- Written instruction -
Report how many lines contain "назад". Give the number and nothing else.

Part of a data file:
[Begin]

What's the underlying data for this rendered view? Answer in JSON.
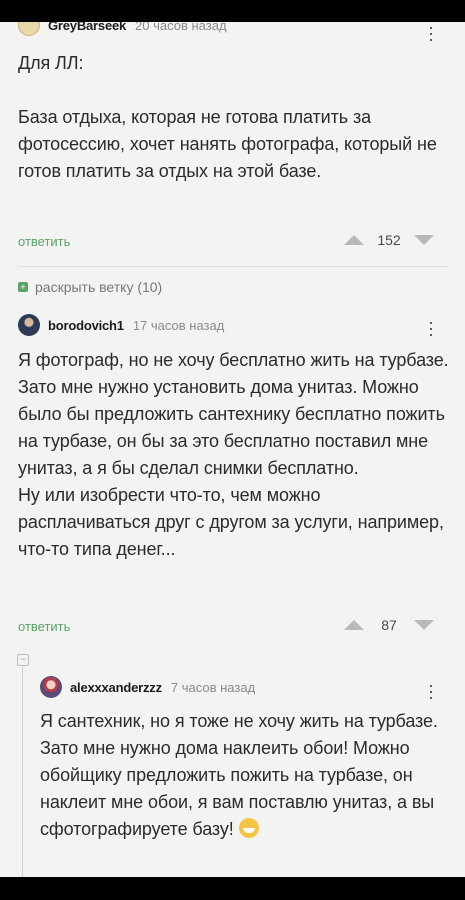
{
  "comments": [
    {
      "author": "GreyBarseek",
      "time": "20 часов назад",
      "text": "Для ЛЛ:\n\nБаза отдыха, которая не готова платить за фотосессию, хочет нанять фотографа, который не готов платить за отдых на этой базе.",
      "reply_label": "ответить",
      "score": "152"
    },
    {
      "author": "borodovich1",
      "time": "17 часов назад",
      "text": "Я фотограф, но не хочу бесплатно жить на турбазе. Зато мне нужно установить дома унитаз. Можно было бы предложить сантехнику бесплатно пожить на турбазе, он бы за это бесплатно поставил мне унитаз, а я бы сделал снимки бесплатно.\nНу или изобрести что-то, чем можно расплачиваться друг с другом за услуги, например, что-то типа денег...",
      "reply_label": "ответить",
      "score": "87"
    },
    {
      "author": "alexxxanderzzz",
      "time": "7 часов назад",
      "text": "Я сантехник, но я тоже не хочу жить на турбазе. Зато мне нужно дома наклеить обои! Можно обойщику предложить пожить на турбазе, он наклеит мне обои, я вам поставлю унитаз, а вы сфотографируете базу!"
    }
  ],
  "expand_branch": "раскрыть ветку (10)",
  "icons": {
    "more": "more-vertical-icon",
    "upvote": "arrow-up-icon",
    "downvote": "arrow-down-icon",
    "expand": "plus-icon",
    "collapse": "minus-icon",
    "emoji": "grinning-face-icon"
  },
  "colors": {
    "accent": "#5aa36a",
    "background": "#f3f3f1"
  }
}
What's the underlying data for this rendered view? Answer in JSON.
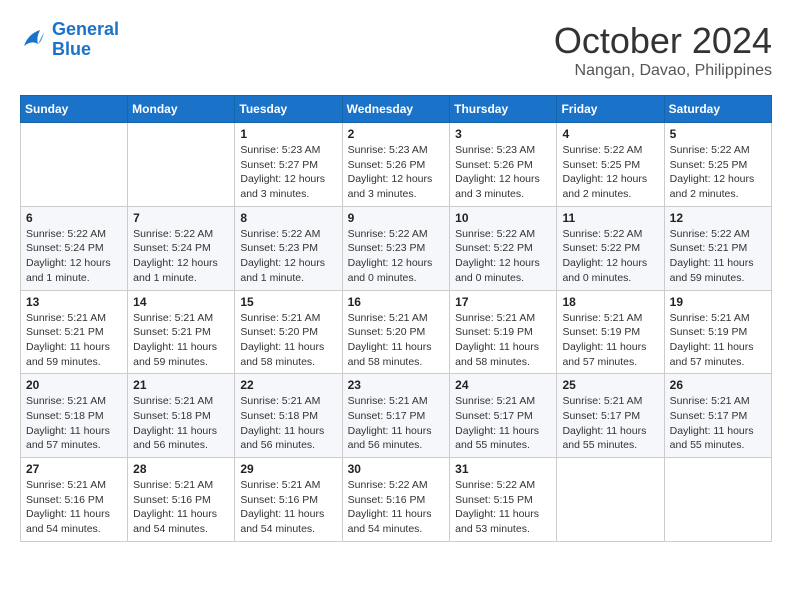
{
  "header": {
    "logo_line1": "General",
    "logo_line2": "Blue",
    "month": "October 2024",
    "location": "Nangan, Davao, Philippines"
  },
  "days_of_week": [
    "Sunday",
    "Monday",
    "Tuesday",
    "Wednesday",
    "Thursday",
    "Friday",
    "Saturday"
  ],
  "weeks": [
    [
      {
        "day": "",
        "info": ""
      },
      {
        "day": "",
        "info": ""
      },
      {
        "day": "1",
        "info": "Sunrise: 5:23 AM\nSunset: 5:27 PM\nDaylight: 12 hours and 3 minutes."
      },
      {
        "day": "2",
        "info": "Sunrise: 5:23 AM\nSunset: 5:26 PM\nDaylight: 12 hours and 3 minutes."
      },
      {
        "day": "3",
        "info": "Sunrise: 5:23 AM\nSunset: 5:26 PM\nDaylight: 12 hours and 3 minutes."
      },
      {
        "day": "4",
        "info": "Sunrise: 5:22 AM\nSunset: 5:25 PM\nDaylight: 12 hours and 2 minutes."
      },
      {
        "day": "5",
        "info": "Sunrise: 5:22 AM\nSunset: 5:25 PM\nDaylight: 12 hours and 2 minutes."
      }
    ],
    [
      {
        "day": "6",
        "info": "Sunrise: 5:22 AM\nSunset: 5:24 PM\nDaylight: 12 hours and 1 minute."
      },
      {
        "day": "7",
        "info": "Sunrise: 5:22 AM\nSunset: 5:24 PM\nDaylight: 12 hours and 1 minute."
      },
      {
        "day": "8",
        "info": "Sunrise: 5:22 AM\nSunset: 5:23 PM\nDaylight: 12 hours and 1 minute."
      },
      {
        "day": "9",
        "info": "Sunrise: 5:22 AM\nSunset: 5:23 PM\nDaylight: 12 hours and 0 minutes."
      },
      {
        "day": "10",
        "info": "Sunrise: 5:22 AM\nSunset: 5:22 PM\nDaylight: 12 hours and 0 minutes."
      },
      {
        "day": "11",
        "info": "Sunrise: 5:22 AM\nSunset: 5:22 PM\nDaylight: 12 hours and 0 minutes."
      },
      {
        "day": "12",
        "info": "Sunrise: 5:22 AM\nSunset: 5:21 PM\nDaylight: 11 hours and 59 minutes."
      }
    ],
    [
      {
        "day": "13",
        "info": "Sunrise: 5:21 AM\nSunset: 5:21 PM\nDaylight: 11 hours and 59 minutes."
      },
      {
        "day": "14",
        "info": "Sunrise: 5:21 AM\nSunset: 5:21 PM\nDaylight: 11 hours and 59 minutes."
      },
      {
        "day": "15",
        "info": "Sunrise: 5:21 AM\nSunset: 5:20 PM\nDaylight: 11 hours and 58 minutes."
      },
      {
        "day": "16",
        "info": "Sunrise: 5:21 AM\nSunset: 5:20 PM\nDaylight: 11 hours and 58 minutes."
      },
      {
        "day": "17",
        "info": "Sunrise: 5:21 AM\nSunset: 5:19 PM\nDaylight: 11 hours and 58 minutes."
      },
      {
        "day": "18",
        "info": "Sunrise: 5:21 AM\nSunset: 5:19 PM\nDaylight: 11 hours and 57 minutes."
      },
      {
        "day": "19",
        "info": "Sunrise: 5:21 AM\nSunset: 5:19 PM\nDaylight: 11 hours and 57 minutes."
      }
    ],
    [
      {
        "day": "20",
        "info": "Sunrise: 5:21 AM\nSunset: 5:18 PM\nDaylight: 11 hours and 57 minutes."
      },
      {
        "day": "21",
        "info": "Sunrise: 5:21 AM\nSunset: 5:18 PM\nDaylight: 11 hours and 56 minutes."
      },
      {
        "day": "22",
        "info": "Sunrise: 5:21 AM\nSunset: 5:18 PM\nDaylight: 11 hours and 56 minutes."
      },
      {
        "day": "23",
        "info": "Sunrise: 5:21 AM\nSunset: 5:17 PM\nDaylight: 11 hours and 56 minutes."
      },
      {
        "day": "24",
        "info": "Sunrise: 5:21 AM\nSunset: 5:17 PM\nDaylight: 11 hours and 55 minutes."
      },
      {
        "day": "25",
        "info": "Sunrise: 5:21 AM\nSunset: 5:17 PM\nDaylight: 11 hours and 55 minutes."
      },
      {
        "day": "26",
        "info": "Sunrise: 5:21 AM\nSunset: 5:17 PM\nDaylight: 11 hours and 55 minutes."
      }
    ],
    [
      {
        "day": "27",
        "info": "Sunrise: 5:21 AM\nSunset: 5:16 PM\nDaylight: 11 hours and 54 minutes."
      },
      {
        "day": "28",
        "info": "Sunrise: 5:21 AM\nSunset: 5:16 PM\nDaylight: 11 hours and 54 minutes."
      },
      {
        "day": "29",
        "info": "Sunrise: 5:21 AM\nSunset: 5:16 PM\nDaylight: 11 hours and 54 minutes."
      },
      {
        "day": "30",
        "info": "Sunrise: 5:22 AM\nSunset: 5:16 PM\nDaylight: 11 hours and 54 minutes."
      },
      {
        "day": "31",
        "info": "Sunrise: 5:22 AM\nSunset: 5:15 PM\nDaylight: 11 hours and 53 minutes."
      },
      {
        "day": "",
        "info": ""
      },
      {
        "day": "",
        "info": ""
      }
    ]
  ]
}
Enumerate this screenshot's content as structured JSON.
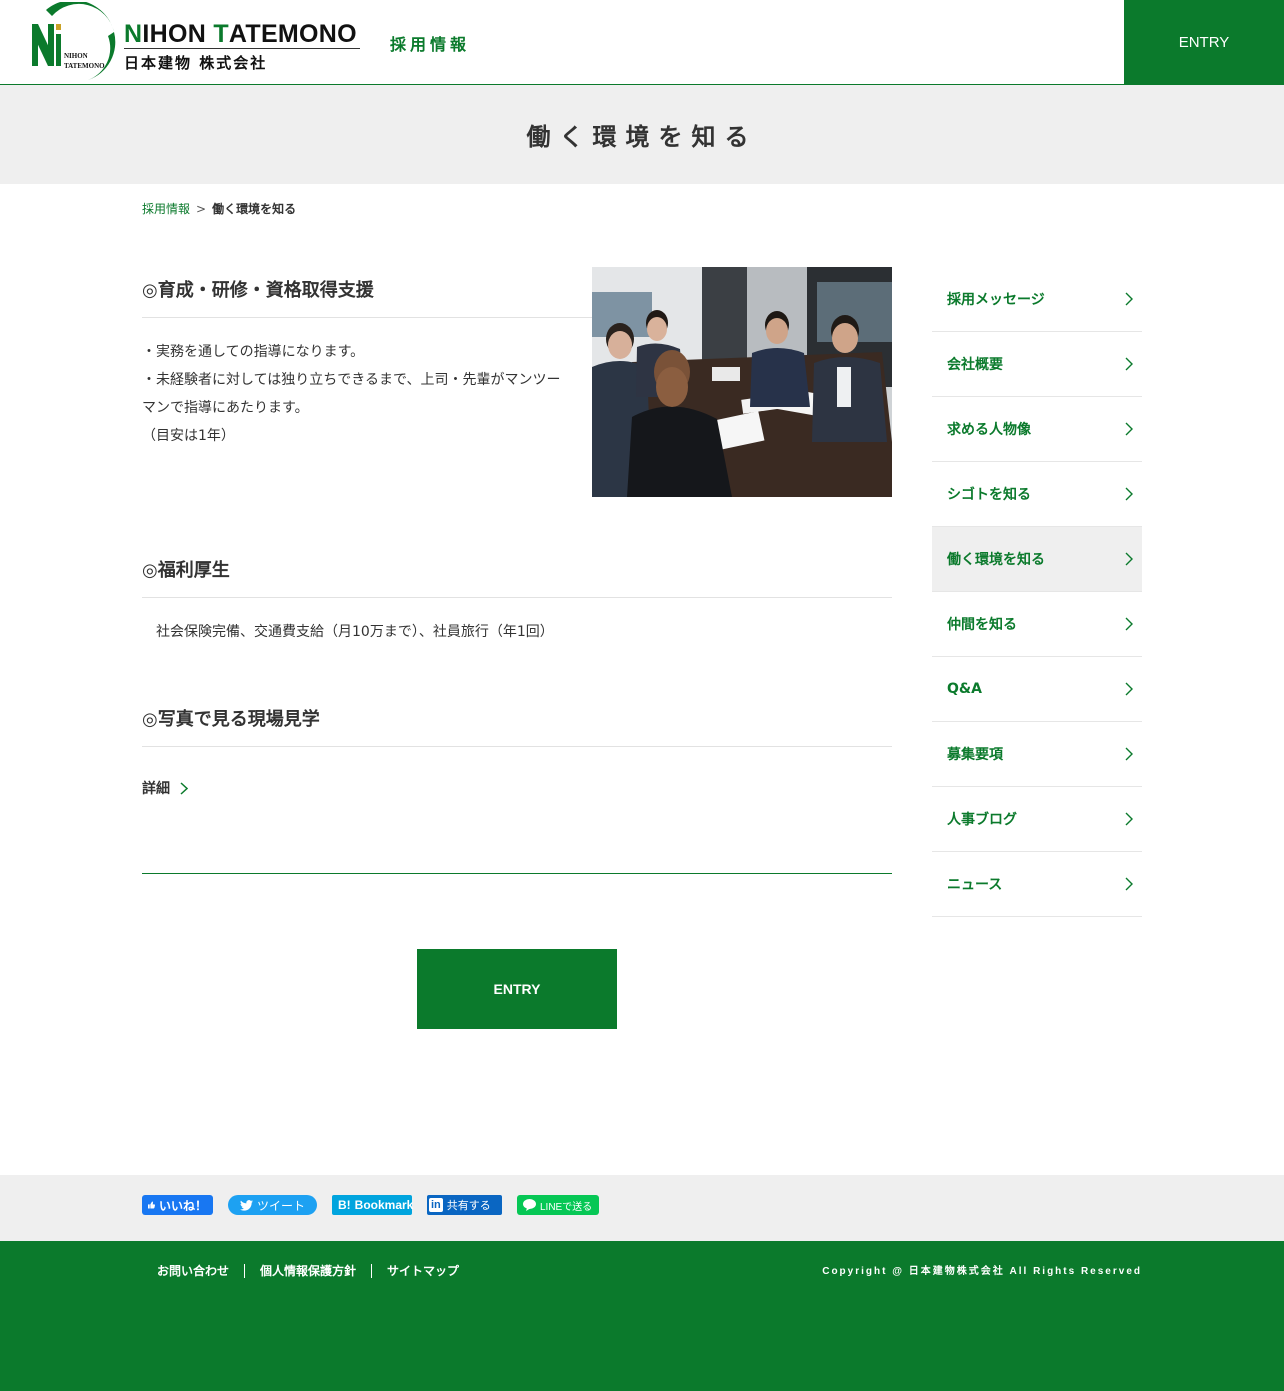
{
  "header": {
    "logo_en_initials": "N",
    "logo_en_part1": "IHON ",
    "logo_en_initial2": "T",
    "logo_en_part2": "ATEMONO",
    "logo_ja": "日本建物 株式会社",
    "logo_mark_top": "NIHON",
    "logo_mark_bottom": "TATEMONO",
    "recruit_title": "採用情報",
    "entry_label": "ENTRY"
  },
  "page_title": "働く環境を知る",
  "breadcrumb": {
    "home": "採用情報",
    "separator": ">",
    "current": "働く環境を知る"
  },
  "sections": [
    {
      "heading": "◎育成・研修・資格取得支援",
      "lines": [
        "・実務を通しての指導になります。",
        "・未経験者に対しては独り立ちできるまで、上司・先輩がマンツー",
        "マンで指導にあたります。",
        "（目安は1年）"
      ]
    },
    {
      "heading": "◎福利厚生",
      "text": "社会保険完備、交通費支給（月10万まで）、社員旅行（年1回）"
    },
    {
      "heading": "◎写真で見る現場見学",
      "link_label": "詳細"
    }
  ],
  "entry_button": "ENTRY",
  "sidenav": [
    {
      "label": "採用メッセージ",
      "active": false
    },
    {
      "label": "会社概要",
      "active": false
    },
    {
      "label": "求める人物像",
      "active": false
    },
    {
      "label": "シゴトを知る",
      "active": false
    },
    {
      "label": "働く環境を知る",
      "active": true
    },
    {
      "label": "仲間を知る",
      "active": false
    },
    {
      "label": "Q&A",
      "active": false
    },
    {
      "label": "募集要項",
      "active": false
    },
    {
      "label": "人事ブログ",
      "active": false
    },
    {
      "label": "ニュース",
      "active": false
    }
  ],
  "share": {
    "facebook": "いいね！",
    "twitter": "ツイート",
    "hatena_mark": "B!",
    "hatena": "Bookmark",
    "linkedin_mark": "in",
    "linkedin": "共有する",
    "line": "LINEで送る"
  },
  "footer": {
    "links": [
      "お問い合わせ",
      "個人情報保護方針",
      "サイトマップ"
    ],
    "copyright": "Copyright @ 日本建物株式会社 All Rights Reserved"
  },
  "colors": {
    "brand_green": "#0b7a2c",
    "light_gray": "#efefef",
    "facebook": "#1877f2",
    "twitter": "#1da1f2",
    "hatena": "#00a4de",
    "linkedin": "#0a66c2",
    "line": "#06c755"
  }
}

[End]

- Worked answer -
3